## Dataset items
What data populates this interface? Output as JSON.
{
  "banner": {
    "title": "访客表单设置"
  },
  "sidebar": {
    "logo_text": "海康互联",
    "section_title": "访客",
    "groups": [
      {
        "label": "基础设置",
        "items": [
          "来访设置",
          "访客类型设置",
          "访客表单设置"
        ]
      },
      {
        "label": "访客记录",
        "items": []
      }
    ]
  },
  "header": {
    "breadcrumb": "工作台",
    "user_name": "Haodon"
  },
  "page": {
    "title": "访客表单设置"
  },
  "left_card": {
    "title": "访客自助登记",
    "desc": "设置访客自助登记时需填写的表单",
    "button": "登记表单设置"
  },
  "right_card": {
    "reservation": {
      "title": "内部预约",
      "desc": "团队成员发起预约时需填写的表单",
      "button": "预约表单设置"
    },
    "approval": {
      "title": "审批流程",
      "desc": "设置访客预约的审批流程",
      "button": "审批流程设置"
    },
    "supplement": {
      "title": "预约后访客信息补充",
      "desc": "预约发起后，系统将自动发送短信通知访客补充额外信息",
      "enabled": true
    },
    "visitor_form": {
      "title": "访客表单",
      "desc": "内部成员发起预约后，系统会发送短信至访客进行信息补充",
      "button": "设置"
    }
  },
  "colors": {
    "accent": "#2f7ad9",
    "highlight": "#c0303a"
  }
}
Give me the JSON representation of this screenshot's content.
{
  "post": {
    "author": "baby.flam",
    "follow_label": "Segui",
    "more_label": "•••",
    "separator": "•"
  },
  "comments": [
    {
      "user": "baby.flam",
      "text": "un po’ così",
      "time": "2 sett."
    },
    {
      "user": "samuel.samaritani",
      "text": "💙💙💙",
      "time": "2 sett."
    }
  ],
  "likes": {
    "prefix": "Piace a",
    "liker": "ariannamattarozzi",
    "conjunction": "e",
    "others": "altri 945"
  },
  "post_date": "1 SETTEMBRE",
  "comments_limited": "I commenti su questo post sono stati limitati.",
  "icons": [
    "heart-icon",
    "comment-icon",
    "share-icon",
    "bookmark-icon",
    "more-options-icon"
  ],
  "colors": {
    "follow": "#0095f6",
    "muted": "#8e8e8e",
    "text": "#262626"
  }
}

## AIM
Output exactly the lines between the one containing "Give me the" and the final line above, both inclusive.

## OUTPUT OF THE TASK
Give me the JSON representation of this screenshot's content.
{
  "post": {
    "author": "baby.flam",
    "follow_label": "Segui",
    "more_label": "•••",
    "separator": "•"
  },
  "comments": [
    {
      "user": "baby.flam",
      "text": "un po’ così",
      "time": "2 sett."
    },
    {
      "user": "samuel.samaritani",
      "text": "💙💙💙",
      "time": "2 sett."
    }
  ],
  "likes": {
    "prefix": "Piace a",
    "liker": "ariannamattarozzi",
    "conjunction": "e",
    "others": "altri 945"
  },
  "post_date": "1 SETTEMBRE",
  "comments_limited": "I commenti su questo post sono stati limitati.",
  "icons": [
    "heart-icon",
    "comment-icon",
    "share-icon",
    "bookmark-icon",
    "more-options-icon"
  ],
  "colors": {
    "follow": "#0095f6",
    "muted": "#8e8e8e",
    "text": "#262626"
  }
}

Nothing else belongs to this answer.